▶

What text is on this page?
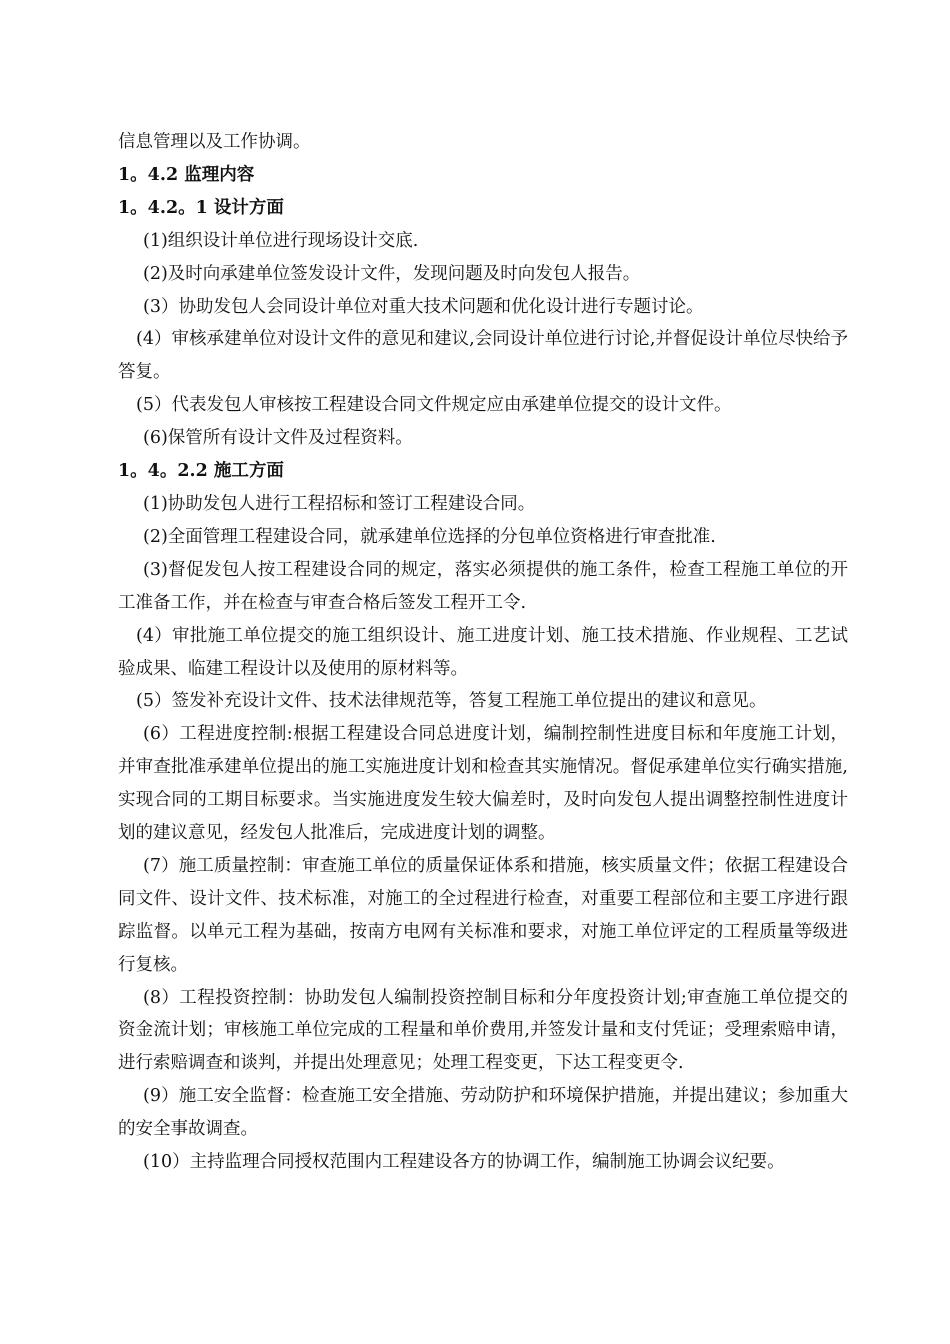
信息管理以及工作协调。

1。4.2 监理内容

1。4.2。1 设计方面

(1)组织设计单位进行现场设计交底.

(2)及时向承建单位签发设计文件，发现问题及时向发包人报告。

(3）协助发包人会同设计单位对重大技术问题和优化设计进行专题讨论。

(4）审核承建单位对设计文件的意见和建议,会同设计单位进行讨论,并督促设计单位尽快给予答复。

(5）代表发包人审核按工程建设合同文件规定应由承建单位提交的设计文件。

(6)保管所有设计文件及过程资料。

1。4。2.2 施工方面

(1)协助发包人进行工程招标和签订工程建设合同。

(2)全面管理工程建设合同，就承建单位选择的分包单位资格进行审查批准.

(3)督促发包人按工程建设合同的规定，落实必须提供的施工条件，检查工程施工单位的开工准备工作，并在检查与审查合格后签发工程开工令.

(4）审批施工单位提交的施工组织设计、施工进度计划、施工技术措施、作业规程、工艺试验成果、临建工程设计以及使用的原材料等。

(5）签发补充设计文件、技术法律规范等，答复工程施工单位提出的建议和意见。

(6）工程进度控制:根据工程建设合同总进度计划，编制控制性进度目标和年度施工计划，并审查批准承建单位提出的施工实施进度计划和检查其实施情况。督促承建单位实行确实措施,实现合同的工期目标要求。当实施进度发生较大偏差时，及时向发包人提出调整控制性进度计划的建议意见，经发包人批准后，完成进度计划的调整。

(7）施工质量控制：审查施工单位的质量保证体系和措施，核实质量文件；依据工程建设合同文件、设计文件、技术标准，对施工的全过程进行检查，对重要工程部位和主要工序进行跟踪监督。以单元工程为基础，按南方电网有关标准和要求，对施工单位评定的工程质量等级进行复核。

(8）工程投资控制：协助发包人编制投资控制目标和分年度投资计划;审查施工单位提交的资金流计划；审核施工单位完成的工程量和单价费用,并签发计量和支付凭证；受理索赔申请，进行索赔调查和谈判，并提出处理意见；处理工程变更，下达工程变更令.

(9）施工安全监督：检查施工安全措施、劳动防护和环境保护措施，并提出建议；参加重大的安全事故调查。

(10）主持监理合同授权范围内工程建设各方的协调工作，编制施工协调会议纪要。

◀

Your task. Copy every line above word for word and exclude the pictures.

Output of the task.
What text is on this page?
信息管理以及工作协调。

1。4.2 监理内容

1。4.2。1 设计方面

(1)组织设计单位进行现场设计交底.

(2)及时向承建单位签发设计文件，发现问题及时向发包人报告。

(3）协助发包人会同设计单位对重大技术问题和优化设计进行专题讨论。

(4）审核承建单位对设计文件的意见和建议,会同设计单位进行讨论,并督促设计单位尽快给予答复。

(5）代表发包人审核按工程建设合同文件规定应由承建单位提交的设计文件。

(6)保管所有设计文件及过程资料。

1。4。2.2 施工方面

(1)协助发包人进行工程招标和签订工程建设合同。

(2)全面管理工程建设合同，就承建单位选择的分包单位资格进行审查批准.

(3)督促发包人按工程建设合同的规定，落实必须提供的施工条件，检查工程施工单位的开工准备工作，并在检查与审查合格后签发工程开工令.

(4）审批施工单位提交的施工组织设计、施工进度计划、施工技术措施、作业规程、工艺试验成果、临建工程设计以及使用的原材料等。

(5）签发补充设计文件、技术法律规范等，答复工程施工单位提出的建议和意见。

(6）工程进度控制:根据工程建设合同总进度计划，编制控制性进度目标和年度施工计划，并审查批准承建单位提出的施工实施进度计划和检查其实施情况。督促承建单位实行确实措施,实现合同的工期目标要求。当实施进度发生较大偏差时，及时向发包人提出调整控制性进度计划的建议意见，经发包人批准后，完成进度计划的调整。

(7）施工质量控制：审查施工单位的质量保证体系和措施，核实质量文件；依据工程建设合同文件、设计文件、技术标准，对施工的全过程进行检查，对重要工程部位和主要工序进行跟踪监督。以单元工程为基础，按南方电网有关标准和要求，对施工单位评定的工程质量等级进行复核。

(8）工程投资控制：协助发包人编制投资控制目标和分年度投资计划;审查施工单位提交的资金流计划；审核施工单位完成的工程量和单价费用,并签发计量和支付凭证；受理索赔申请，进行索赔调查和谈判，并提出处理意见；处理工程变更，下达工程变更令.

(9）施工安全监督：检查施工安全措施、劳动防护和环境保护措施，并提出建议；参加重大的安全事故调查。

(10）主持监理合同授权范围内工程建设各方的协调工作，编制施工协调会议纪要。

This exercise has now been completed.